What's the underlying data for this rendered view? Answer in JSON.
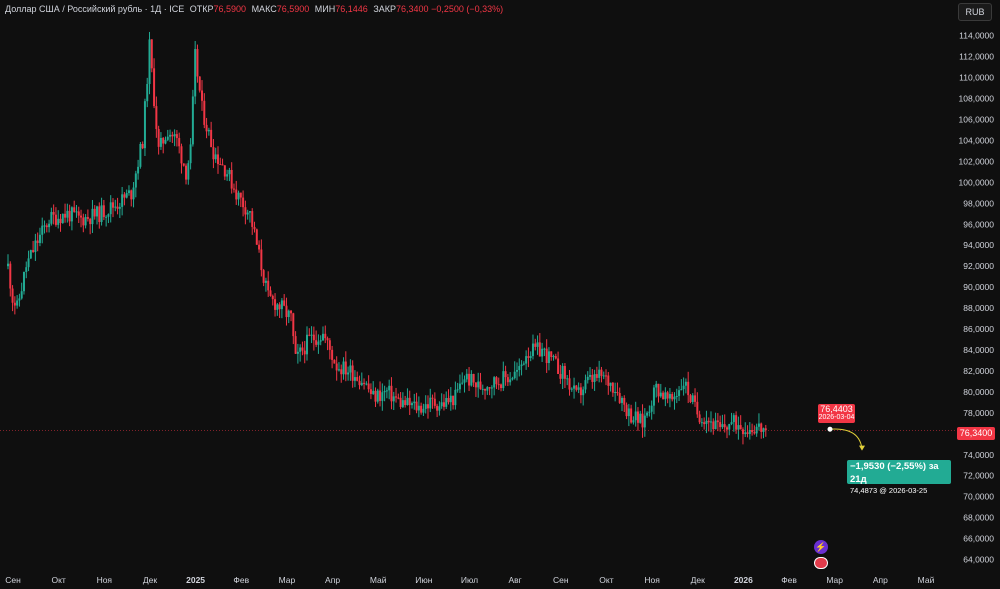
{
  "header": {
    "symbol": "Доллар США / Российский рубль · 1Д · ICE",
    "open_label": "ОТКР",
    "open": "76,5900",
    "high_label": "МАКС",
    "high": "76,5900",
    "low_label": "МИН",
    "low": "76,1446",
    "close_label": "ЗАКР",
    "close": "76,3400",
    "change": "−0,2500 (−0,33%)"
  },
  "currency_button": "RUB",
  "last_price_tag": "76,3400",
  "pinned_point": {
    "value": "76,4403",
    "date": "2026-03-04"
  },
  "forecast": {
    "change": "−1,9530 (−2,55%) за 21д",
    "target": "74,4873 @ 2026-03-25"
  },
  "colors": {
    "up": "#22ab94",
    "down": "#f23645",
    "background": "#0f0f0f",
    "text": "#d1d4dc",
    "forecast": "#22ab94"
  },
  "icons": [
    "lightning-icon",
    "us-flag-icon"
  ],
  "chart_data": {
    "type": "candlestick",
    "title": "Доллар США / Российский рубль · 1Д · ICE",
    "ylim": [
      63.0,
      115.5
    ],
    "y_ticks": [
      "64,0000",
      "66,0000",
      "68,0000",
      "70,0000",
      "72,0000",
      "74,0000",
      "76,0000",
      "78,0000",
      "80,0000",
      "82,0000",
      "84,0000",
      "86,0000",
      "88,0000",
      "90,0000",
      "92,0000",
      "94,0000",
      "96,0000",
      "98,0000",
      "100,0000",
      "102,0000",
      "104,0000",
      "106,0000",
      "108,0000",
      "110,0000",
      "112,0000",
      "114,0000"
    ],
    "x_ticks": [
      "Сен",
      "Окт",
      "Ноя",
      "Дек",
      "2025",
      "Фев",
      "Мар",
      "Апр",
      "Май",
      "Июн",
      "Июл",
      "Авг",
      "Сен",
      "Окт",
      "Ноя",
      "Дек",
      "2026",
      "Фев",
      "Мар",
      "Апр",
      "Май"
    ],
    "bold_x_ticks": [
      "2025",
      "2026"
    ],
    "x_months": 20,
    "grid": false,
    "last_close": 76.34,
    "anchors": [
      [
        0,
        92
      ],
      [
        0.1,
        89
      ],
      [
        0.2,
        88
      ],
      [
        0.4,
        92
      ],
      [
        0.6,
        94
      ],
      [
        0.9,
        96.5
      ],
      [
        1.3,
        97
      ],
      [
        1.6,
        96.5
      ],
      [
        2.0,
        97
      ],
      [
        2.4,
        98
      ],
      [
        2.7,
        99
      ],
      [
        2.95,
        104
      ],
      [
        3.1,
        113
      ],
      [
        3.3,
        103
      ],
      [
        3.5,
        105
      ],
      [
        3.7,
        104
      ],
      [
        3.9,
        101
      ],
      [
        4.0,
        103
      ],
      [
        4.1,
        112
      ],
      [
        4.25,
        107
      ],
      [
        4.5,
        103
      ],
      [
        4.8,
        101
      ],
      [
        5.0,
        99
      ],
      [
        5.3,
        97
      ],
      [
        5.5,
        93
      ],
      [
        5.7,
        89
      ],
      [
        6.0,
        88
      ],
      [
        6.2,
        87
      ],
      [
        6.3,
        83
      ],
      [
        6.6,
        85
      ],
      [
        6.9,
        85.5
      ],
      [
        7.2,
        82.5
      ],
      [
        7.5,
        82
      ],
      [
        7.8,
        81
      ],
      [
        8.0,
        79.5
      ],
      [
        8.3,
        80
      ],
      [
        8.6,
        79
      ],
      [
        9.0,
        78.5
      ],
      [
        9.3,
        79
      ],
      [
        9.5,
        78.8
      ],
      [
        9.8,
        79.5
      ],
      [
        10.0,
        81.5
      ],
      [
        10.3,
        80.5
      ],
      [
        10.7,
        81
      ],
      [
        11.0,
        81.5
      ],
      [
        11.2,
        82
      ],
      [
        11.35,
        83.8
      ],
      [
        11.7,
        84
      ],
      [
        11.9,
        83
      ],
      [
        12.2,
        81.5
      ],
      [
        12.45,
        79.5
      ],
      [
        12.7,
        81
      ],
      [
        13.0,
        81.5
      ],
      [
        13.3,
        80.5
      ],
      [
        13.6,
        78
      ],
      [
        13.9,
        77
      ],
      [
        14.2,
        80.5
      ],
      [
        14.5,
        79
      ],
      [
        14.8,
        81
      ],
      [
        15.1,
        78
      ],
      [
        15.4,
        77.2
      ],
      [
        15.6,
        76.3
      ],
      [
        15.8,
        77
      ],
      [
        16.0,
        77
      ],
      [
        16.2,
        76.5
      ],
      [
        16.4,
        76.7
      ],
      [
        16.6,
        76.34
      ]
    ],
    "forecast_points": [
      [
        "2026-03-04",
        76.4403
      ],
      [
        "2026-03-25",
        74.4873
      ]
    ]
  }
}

◇ ◇ ◇ ◇ ◇

Report how many lines in the data contain the word "change", with no words besides the number.

- _TASK RESULT_
2